*Requirements*
Copy all lines in which the word "pettorali" can be found.

Dataset items
==============================
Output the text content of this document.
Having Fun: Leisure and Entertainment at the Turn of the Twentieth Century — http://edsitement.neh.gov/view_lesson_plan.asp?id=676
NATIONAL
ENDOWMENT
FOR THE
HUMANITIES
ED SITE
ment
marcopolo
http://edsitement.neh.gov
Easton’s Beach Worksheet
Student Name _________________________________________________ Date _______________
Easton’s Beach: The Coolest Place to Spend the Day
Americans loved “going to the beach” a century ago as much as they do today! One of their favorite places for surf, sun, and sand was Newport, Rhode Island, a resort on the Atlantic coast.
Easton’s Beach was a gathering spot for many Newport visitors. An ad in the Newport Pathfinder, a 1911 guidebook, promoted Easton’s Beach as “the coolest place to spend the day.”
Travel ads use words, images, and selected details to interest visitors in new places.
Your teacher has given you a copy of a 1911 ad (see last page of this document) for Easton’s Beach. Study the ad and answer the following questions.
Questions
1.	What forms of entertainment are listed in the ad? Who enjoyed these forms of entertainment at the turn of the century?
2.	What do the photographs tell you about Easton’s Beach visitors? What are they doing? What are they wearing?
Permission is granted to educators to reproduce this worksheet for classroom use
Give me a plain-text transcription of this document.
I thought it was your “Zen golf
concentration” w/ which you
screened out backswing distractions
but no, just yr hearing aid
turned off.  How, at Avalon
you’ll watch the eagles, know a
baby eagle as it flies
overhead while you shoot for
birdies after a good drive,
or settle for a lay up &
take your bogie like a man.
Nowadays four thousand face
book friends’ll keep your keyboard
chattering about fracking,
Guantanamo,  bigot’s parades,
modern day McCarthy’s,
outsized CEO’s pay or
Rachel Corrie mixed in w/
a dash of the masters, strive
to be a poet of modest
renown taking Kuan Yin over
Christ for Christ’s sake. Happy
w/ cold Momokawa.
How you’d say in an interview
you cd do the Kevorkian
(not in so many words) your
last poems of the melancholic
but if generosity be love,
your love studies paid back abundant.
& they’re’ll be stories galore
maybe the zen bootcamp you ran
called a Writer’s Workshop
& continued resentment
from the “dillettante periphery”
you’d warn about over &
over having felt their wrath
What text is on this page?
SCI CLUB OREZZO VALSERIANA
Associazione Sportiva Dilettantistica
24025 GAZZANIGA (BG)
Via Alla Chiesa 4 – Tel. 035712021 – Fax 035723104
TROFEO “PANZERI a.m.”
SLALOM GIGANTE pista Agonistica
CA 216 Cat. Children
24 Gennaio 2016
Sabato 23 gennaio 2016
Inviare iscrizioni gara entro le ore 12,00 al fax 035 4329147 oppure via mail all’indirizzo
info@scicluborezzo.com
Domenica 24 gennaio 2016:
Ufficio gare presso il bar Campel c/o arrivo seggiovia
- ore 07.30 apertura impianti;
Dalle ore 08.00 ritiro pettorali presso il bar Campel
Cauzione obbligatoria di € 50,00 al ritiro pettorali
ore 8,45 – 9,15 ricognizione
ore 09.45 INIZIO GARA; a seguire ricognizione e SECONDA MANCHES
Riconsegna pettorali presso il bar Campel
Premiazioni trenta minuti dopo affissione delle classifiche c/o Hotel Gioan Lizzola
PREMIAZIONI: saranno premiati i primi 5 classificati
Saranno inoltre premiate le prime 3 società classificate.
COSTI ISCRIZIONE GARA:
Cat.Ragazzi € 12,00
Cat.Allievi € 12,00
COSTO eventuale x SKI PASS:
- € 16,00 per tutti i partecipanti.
==============================
*Expected answer*
Dalle ore 08.00 ritiro pettorali presso il bar Campel
Cauzione obbligatoria di € 50,00 al ritiro pettorali
Riconsegna pettorali presso il bar Campel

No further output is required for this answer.